**Istruzioni**
#1 Trascrivi il passo del brano sul liberalismo che inizia con "Ad ogni modo, in" e prosegue fino a "entità dello Stato.".
#2 Secondo il brano sul liberalismo, su chi ricadono gli errori e i costi delle decisioni politiche imposte dall'alto verso il basso?

**Estratto del documento**

--*--

Ad ogni modo, in conseguenza di questa nostra sfavorevole eredità culturale, si è formata una diffusa incomprensione nei confronti dell’etica liberale da parte del poco informato pubblico: il liberalismo è un concetto che, da noi, è tradizionalmente soggetto ad equivoca interpretazione e subisce una specie di maledizione di consolidati pregiudizi, fortemente sostenuti e nutriti, di proposito, dalla politica che, sulla base di un più che equivoco paternalismo, tanto difende il modello assistenzialista, dal quale finalmente non risulta altro che un insufficiente senso di civismo ed una minore disponibilità a dare contributi diretti ad un più spontanea solidarietà da parte degli individui, che più comodamente possono delegare certi oneri alla astratta entità dello Stato.
Quindi, ne deriva un pubblico di indole apatica che indirettamente alimenta una determinata indifferente pigrizia ed allo stesso tempo deposita in quell’esuberante sistema artificiale, eccessiva fiducia nella falsa capacità del potere pubblico e nell’ambigua efficienza della rispettiva burocrazia del cui marchingegno si serve, per tentare di dare quelle deludenti risposte alle aspirazioni del pubblico in generale ed in maniera particolare degli individuo. Individui, tuttavia, che nella loro più spontanea intimità, se liberati o stimolati, preferirebbero, nel tempo e nel luogo, fare essi stessi le proprie scelte, secondo le loro soggettive e particolari quanto mutevoli predisposizioni. In altre parole, tutti noi aspiriamo alla massima libertà di scelta, potendo benissimo fare a meno che, a nostra insaputa, altri decidano o giudichino su ciò che, a priori, possa risultare meglio per noi singoli individui, senza lasciarci necessariamente vincolare dalle altrettanto soggettive e presunte benevoli decisioni politiche, imposte dall’alto verso il basso; anche perché, i rispettivi errori e costi, sono poi scaricati sulla totalità dei contribuenti. Se invece, siamo noi a sbagliare nelle valutazioni, noi stessi le pagheremo; ma se sbagliano gli altri per noi, risultiamo penalizzati tutti per loro, come di fatto avviene con la politica.

--*--

Righe di un dataset:
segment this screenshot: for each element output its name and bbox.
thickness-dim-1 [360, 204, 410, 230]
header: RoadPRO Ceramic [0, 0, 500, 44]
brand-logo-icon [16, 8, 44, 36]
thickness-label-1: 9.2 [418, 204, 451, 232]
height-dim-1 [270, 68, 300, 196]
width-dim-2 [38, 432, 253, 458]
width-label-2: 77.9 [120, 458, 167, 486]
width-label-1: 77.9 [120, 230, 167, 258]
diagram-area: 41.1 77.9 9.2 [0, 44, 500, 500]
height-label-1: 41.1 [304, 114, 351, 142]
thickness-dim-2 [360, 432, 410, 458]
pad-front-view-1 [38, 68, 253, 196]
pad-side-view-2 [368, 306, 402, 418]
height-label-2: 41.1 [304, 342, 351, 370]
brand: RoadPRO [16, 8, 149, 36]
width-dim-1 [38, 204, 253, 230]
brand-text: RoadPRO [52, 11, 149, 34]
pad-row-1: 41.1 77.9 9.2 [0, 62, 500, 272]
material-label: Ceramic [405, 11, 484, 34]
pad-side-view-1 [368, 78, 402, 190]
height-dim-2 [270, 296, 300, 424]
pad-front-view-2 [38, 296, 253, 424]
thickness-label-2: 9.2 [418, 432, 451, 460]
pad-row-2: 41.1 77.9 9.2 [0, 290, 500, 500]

--*--

**Risposte attese**
#1
Ad ogni modo, in conseguenza di questa nostra sfavorevole eredità culturale, si è formata una diffusa incomprensione nei confronti dell’etica liberale da parte del poco informato pubblico: il liberalismo è un concetto che, da noi, è tradizionalmente soggetto ad equivoca interpretazione e subisce una specie di maledizione di consolidati pregiudizi, fortemente sostenuti e nutriti, di proposito, dalla politica che, sulla base di un più che equivoco paternalismo, tanto difende il modello assistenzialista, dal quale finalmente non risulta altro che un insufficiente senso di civismo ed una minore disponibilità a dare contributi diretti ad un più spontanea solidarietà da parte degli individui, che più comodamente possono delegare certi oneri alla astratta entità dello Stato.

#2 Sulla totalità dei contribuenti.